=== DIRECTIONS FOR THIS TASK ===
Reproduce the data verbatim, starting at the very beginning and ending with the line that contains "stat-label-line: Умерло <box>773", including both of these lines.

Element location data
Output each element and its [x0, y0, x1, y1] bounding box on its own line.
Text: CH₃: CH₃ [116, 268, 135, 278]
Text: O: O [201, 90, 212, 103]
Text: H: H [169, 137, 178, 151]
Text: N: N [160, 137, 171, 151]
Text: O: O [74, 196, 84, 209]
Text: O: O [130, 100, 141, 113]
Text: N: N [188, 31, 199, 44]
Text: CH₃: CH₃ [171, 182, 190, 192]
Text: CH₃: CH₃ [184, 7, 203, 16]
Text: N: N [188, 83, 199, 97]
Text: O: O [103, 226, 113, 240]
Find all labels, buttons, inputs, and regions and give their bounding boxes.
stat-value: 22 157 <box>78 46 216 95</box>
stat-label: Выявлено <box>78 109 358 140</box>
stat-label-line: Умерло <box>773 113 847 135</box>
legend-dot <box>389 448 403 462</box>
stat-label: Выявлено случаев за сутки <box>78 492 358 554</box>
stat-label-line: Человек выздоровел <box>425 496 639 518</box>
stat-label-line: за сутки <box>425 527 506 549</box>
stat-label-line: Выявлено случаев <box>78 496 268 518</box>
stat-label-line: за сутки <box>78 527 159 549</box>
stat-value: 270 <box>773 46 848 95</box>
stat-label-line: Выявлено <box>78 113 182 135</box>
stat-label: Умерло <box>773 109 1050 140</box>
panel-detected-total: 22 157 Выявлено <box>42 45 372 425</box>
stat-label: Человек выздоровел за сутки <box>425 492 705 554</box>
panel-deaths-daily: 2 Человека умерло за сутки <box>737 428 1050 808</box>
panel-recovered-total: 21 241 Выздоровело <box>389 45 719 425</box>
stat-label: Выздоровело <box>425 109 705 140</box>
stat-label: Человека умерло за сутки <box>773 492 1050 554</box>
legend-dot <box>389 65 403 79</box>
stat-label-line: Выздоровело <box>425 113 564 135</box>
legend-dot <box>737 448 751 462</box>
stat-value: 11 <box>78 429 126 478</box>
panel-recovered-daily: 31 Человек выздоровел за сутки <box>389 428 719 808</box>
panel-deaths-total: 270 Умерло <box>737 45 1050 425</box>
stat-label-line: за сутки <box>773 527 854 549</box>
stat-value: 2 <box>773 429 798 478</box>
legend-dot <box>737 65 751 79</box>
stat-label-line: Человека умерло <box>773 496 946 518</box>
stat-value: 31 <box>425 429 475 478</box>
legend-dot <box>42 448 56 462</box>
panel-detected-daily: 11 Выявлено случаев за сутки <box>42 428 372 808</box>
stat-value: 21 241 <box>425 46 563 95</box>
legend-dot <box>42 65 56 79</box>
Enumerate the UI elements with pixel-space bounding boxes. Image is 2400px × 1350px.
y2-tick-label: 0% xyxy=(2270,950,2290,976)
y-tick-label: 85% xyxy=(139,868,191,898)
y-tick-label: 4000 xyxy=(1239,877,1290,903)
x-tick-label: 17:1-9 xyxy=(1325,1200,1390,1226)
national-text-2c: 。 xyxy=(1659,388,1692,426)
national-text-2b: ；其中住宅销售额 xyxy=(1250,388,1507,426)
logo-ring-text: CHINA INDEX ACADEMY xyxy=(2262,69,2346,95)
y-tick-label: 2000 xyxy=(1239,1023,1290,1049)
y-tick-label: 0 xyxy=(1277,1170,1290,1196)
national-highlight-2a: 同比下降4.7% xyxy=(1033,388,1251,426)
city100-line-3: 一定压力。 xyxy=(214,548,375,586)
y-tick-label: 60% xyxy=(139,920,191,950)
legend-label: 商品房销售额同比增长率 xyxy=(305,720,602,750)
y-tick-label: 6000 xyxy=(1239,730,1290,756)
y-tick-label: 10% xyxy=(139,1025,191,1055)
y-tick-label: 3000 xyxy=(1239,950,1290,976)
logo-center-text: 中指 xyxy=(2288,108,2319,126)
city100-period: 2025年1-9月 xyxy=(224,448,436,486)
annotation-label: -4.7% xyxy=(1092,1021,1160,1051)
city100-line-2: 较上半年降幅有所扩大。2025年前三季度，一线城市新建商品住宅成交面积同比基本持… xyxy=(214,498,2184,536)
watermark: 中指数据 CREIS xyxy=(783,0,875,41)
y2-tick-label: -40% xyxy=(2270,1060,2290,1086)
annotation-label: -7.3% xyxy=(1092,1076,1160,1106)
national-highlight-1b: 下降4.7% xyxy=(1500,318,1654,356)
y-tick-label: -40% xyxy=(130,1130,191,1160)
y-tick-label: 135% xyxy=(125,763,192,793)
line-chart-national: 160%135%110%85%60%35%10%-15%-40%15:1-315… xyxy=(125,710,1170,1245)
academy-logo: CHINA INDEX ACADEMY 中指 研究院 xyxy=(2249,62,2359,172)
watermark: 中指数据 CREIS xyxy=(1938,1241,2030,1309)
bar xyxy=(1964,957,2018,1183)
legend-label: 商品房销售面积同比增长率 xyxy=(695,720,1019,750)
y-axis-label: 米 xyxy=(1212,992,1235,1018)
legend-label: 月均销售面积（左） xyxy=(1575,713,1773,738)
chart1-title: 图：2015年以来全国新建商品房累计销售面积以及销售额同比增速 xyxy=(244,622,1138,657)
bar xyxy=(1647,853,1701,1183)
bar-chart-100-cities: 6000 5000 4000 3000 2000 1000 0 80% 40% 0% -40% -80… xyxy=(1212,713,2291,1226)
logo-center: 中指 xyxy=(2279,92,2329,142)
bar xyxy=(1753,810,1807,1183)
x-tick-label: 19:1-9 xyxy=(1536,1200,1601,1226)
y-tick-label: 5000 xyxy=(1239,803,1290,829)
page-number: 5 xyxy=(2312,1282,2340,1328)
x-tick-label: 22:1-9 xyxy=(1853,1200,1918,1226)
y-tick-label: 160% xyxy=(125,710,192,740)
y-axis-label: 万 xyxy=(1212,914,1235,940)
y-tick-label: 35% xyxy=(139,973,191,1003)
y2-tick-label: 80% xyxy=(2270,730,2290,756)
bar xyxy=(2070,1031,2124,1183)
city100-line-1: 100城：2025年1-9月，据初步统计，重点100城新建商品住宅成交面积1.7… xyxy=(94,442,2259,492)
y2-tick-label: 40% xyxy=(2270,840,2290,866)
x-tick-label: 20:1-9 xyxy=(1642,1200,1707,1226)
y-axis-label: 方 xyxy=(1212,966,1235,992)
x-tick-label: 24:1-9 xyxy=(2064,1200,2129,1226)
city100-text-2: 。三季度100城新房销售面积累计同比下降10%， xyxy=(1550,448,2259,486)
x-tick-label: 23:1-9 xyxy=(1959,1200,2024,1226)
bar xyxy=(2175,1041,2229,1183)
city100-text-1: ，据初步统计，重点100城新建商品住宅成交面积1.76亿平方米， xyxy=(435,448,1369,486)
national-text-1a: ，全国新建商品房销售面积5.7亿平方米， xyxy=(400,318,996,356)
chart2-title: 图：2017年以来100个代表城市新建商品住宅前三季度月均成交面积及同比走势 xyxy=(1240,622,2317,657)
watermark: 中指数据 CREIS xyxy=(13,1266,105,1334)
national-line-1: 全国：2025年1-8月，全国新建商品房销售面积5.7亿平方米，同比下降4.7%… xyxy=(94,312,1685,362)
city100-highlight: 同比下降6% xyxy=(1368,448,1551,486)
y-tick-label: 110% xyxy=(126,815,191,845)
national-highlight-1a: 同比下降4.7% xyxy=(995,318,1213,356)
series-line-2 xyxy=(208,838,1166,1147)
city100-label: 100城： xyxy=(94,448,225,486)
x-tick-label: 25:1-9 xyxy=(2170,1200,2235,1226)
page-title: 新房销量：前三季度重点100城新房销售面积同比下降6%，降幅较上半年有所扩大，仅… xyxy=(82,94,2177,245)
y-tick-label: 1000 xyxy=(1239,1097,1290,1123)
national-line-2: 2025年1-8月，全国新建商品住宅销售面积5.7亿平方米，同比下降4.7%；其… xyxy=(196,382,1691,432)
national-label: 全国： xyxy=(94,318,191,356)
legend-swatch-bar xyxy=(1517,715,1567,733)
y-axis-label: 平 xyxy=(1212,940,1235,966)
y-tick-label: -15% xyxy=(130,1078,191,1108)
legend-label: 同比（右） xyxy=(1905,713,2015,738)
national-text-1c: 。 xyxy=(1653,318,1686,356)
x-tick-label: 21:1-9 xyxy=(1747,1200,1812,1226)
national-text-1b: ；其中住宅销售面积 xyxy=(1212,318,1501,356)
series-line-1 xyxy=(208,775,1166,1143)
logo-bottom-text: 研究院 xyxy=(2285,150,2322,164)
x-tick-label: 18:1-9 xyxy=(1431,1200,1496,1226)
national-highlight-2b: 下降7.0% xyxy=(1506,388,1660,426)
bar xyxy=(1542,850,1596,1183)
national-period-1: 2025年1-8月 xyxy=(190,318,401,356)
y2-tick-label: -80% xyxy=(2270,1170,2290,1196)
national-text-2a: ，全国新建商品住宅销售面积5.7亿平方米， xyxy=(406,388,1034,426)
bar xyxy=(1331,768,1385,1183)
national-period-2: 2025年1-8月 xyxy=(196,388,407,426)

=== TASK SOLUTION ===
Output each element and its [x0, y0, x1, y1] bounding box on its own line.
Text: CH₃: CH₃ [116, 268, 135, 278]
Text: O: O [201, 90, 212, 103]
Text: H: H [169, 137, 178, 151]
Text: N: N [160, 137, 171, 151]
Text: O: O [74, 196, 84, 209]
Text: O: O [130, 100, 141, 113]
Text: N: N [188, 31, 199, 44]
Text: CH₃: CH₃ [171, 182, 190, 192]
Text: CH₃: CH₃ [184, 7, 203, 16]
Text: N: N [188, 83, 199, 97]
Text: O: O [103, 226, 113, 240]
Find all labels, buttons, inputs, and regions and give their bounding boxes.
stat-value: 22 157 <box>78 46 216 95</box>
stat-label: Выявлено <box>78 109 358 140</box>
stat-label-line: Умерло <box>773 113 847 135</box>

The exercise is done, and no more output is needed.